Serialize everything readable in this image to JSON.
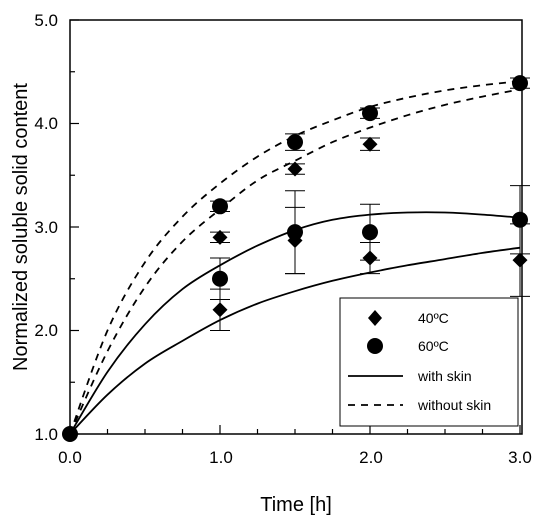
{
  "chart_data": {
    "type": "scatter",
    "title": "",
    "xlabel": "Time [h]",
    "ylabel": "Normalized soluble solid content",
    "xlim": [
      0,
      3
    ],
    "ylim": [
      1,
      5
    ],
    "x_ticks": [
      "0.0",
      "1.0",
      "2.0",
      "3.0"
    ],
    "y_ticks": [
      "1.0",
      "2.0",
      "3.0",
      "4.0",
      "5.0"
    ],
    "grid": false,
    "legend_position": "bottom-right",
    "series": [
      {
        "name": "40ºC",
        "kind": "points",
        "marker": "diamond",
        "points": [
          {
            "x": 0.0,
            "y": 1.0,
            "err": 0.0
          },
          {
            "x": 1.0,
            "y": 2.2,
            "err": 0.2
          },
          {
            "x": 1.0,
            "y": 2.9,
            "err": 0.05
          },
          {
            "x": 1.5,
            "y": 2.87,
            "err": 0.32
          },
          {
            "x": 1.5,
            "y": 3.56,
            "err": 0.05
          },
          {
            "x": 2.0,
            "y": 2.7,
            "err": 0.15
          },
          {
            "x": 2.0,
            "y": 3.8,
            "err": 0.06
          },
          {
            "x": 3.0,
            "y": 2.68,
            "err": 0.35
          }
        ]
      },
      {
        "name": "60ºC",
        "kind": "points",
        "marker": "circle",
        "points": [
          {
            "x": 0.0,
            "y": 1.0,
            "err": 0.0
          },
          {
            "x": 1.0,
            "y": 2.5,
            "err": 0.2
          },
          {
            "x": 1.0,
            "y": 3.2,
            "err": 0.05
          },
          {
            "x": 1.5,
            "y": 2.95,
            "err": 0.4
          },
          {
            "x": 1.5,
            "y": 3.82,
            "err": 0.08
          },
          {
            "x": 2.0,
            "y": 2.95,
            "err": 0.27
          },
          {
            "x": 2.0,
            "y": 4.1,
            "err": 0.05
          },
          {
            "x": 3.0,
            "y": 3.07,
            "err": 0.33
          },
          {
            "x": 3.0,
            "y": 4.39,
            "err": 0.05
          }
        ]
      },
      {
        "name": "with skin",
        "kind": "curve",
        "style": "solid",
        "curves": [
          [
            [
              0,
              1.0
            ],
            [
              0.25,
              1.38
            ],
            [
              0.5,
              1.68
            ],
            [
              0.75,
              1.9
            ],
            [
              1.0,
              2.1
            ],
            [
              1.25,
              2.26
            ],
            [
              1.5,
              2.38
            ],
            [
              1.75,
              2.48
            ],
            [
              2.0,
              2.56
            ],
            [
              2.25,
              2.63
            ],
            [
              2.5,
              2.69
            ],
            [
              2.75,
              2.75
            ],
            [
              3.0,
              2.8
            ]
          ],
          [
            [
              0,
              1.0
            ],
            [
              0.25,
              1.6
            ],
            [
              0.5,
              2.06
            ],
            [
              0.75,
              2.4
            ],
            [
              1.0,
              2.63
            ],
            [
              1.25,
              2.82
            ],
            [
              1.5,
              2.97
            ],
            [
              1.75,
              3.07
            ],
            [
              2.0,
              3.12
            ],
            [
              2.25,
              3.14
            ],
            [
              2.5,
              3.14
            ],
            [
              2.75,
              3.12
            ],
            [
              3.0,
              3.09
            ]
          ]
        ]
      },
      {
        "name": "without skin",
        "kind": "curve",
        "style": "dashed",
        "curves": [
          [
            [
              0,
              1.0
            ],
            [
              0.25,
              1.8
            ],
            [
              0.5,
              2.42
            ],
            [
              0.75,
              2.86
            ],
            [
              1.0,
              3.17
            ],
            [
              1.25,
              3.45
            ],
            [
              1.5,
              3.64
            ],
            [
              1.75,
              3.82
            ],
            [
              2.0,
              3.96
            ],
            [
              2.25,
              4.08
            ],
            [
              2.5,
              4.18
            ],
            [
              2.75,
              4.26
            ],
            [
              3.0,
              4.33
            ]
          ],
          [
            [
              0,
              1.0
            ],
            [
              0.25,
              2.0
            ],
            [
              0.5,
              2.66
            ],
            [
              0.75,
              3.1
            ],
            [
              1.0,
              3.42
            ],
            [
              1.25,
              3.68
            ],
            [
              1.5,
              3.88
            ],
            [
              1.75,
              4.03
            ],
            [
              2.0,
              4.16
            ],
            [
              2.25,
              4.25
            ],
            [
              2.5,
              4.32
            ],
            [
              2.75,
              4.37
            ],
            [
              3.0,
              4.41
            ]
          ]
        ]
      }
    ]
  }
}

+===+

INSTRUCTION: Leave the pictures out and copy the rest of the data exactly.

EXERCISE OUTPUT:
Serialize everything readable in this image to JSON.
{
  "chart_data": {
    "type": "scatter",
    "title": "",
    "xlabel": "Time [h]",
    "ylabel": "Normalized soluble solid content",
    "xlim": [
      0,
      3
    ],
    "ylim": [
      1,
      5
    ],
    "x_ticks": [
      "0.0",
      "1.0",
      "2.0",
      "3.0"
    ],
    "y_ticks": [
      "1.0",
      "2.0",
      "3.0",
      "4.0",
      "5.0"
    ],
    "grid": false,
    "legend_position": "bottom-right",
    "series": [
      {
        "name": "40ºC",
        "kind": "points",
        "marker": "diamond",
        "points": [
          {
            "x": 0.0,
            "y": 1.0,
            "err": 0.0
          },
          {
            "x": 1.0,
            "y": 2.2,
            "err": 0.2
          },
          {
            "x": 1.0,
            "y": 2.9,
            "err": 0.05
          },
          {
            "x": 1.5,
            "y": 2.87,
            "err": 0.32
          },
          {
            "x": 1.5,
            "y": 3.56,
            "err": 0.05
          },
          {
            "x": 2.0,
            "y": 2.7,
            "err": 0.15
          },
          {
            "x": 2.0,
            "y": 3.8,
            "err": 0.06
          },
          {
            "x": 3.0,
            "y": 2.68,
            "err": 0.35
          }
        ]
      },
      {
        "name": "60ºC",
        "kind": "points",
        "marker": "circle",
        "points": [
          {
            "x": 0.0,
            "y": 1.0,
            "err": 0.0
          },
          {
            "x": 1.0,
            "y": 2.5,
            "err": 0.2
          },
          {
            "x": 1.0,
            "y": 3.2,
            "err": 0.05
          },
          {
            "x": 1.5,
            "y": 2.95,
            "err": 0.4
          },
          {
            "x": 1.5,
            "y": 3.82,
            "err": 0.08
          },
          {
            "x": 2.0,
            "y": 2.95,
            "err": 0.27
          },
          {
            "x": 2.0,
            "y": 4.1,
            "err": 0.05
          },
          {
            "x": 3.0,
            "y": 3.07,
            "err": 0.33
          },
          {
            "x": 3.0,
            "y": 4.39,
            "err": 0.05
          }
        ]
      },
      {
        "name": "with skin",
        "kind": "curve",
        "style": "solid",
        "curves": [
          [
            [
              0,
              1.0
            ],
            [
              0.25,
              1.38
            ],
            [
              0.5,
              1.68
            ],
            [
              0.75,
              1.9
            ],
            [
              1.0,
              2.1
            ],
            [
              1.25,
              2.26
            ],
            [
              1.5,
              2.38
            ],
            [
              1.75,
              2.48
            ],
            [
              2.0,
              2.56
            ],
            [
              2.25,
              2.63
            ],
            [
              2.5,
              2.69
            ],
            [
              2.75,
              2.75
            ],
            [
              3.0,
              2.8
            ]
          ],
          [
            [
              0,
              1.0
            ],
            [
              0.25,
              1.6
            ],
            [
              0.5,
              2.06
            ],
            [
              0.75,
              2.4
            ],
            [
              1.0,
              2.63
            ],
            [
              1.25,
              2.82
            ],
            [
              1.5,
              2.97
            ],
            [
              1.75,
              3.07
            ],
            [
              2.0,
              3.12
            ],
            [
              2.25,
              3.14
            ],
            [
              2.5,
              3.14
            ],
            [
              2.75,
              3.12
            ],
            [
              3.0,
              3.09
            ]
          ]
        ]
      },
      {
        "name": "without skin",
        "kind": "curve",
        "style": "dashed",
        "curves": [
          [
            [
              0,
              1.0
            ],
            [
              0.25,
              1.8
            ],
            [
              0.5,
              2.42
            ],
            [
              0.75,
              2.86
            ],
            [
              1.0,
              3.17
            ],
            [
              1.25,
              3.45
            ],
            [
              1.5,
              3.64
            ],
            [
              1.75,
              3.82
            ],
            [
              2.0,
              3.96
            ],
            [
              2.25,
              4.08
            ],
            [
              2.5,
              4.18
            ],
            [
              2.75,
              4.26
            ],
            [
              3.0,
              4.33
            ]
          ],
          [
            [
              0,
              1.0
            ],
            [
              0.25,
              2.0
            ],
            [
              0.5,
              2.66
            ],
            [
              0.75,
              3.1
            ],
            [
              1.0,
              3.42
            ],
            [
              1.25,
              3.68
            ],
            [
              1.5,
              3.88
            ],
            [
              1.75,
              4.03
            ],
            [
              2.0,
              4.16
            ],
            [
              2.25,
              4.25
            ],
            [
              2.5,
              4.32
            ],
            [
              2.75,
              4.37
            ],
            [
              3.0,
              4.41
            ]
          ]
        ]
      }
    ]
  }
}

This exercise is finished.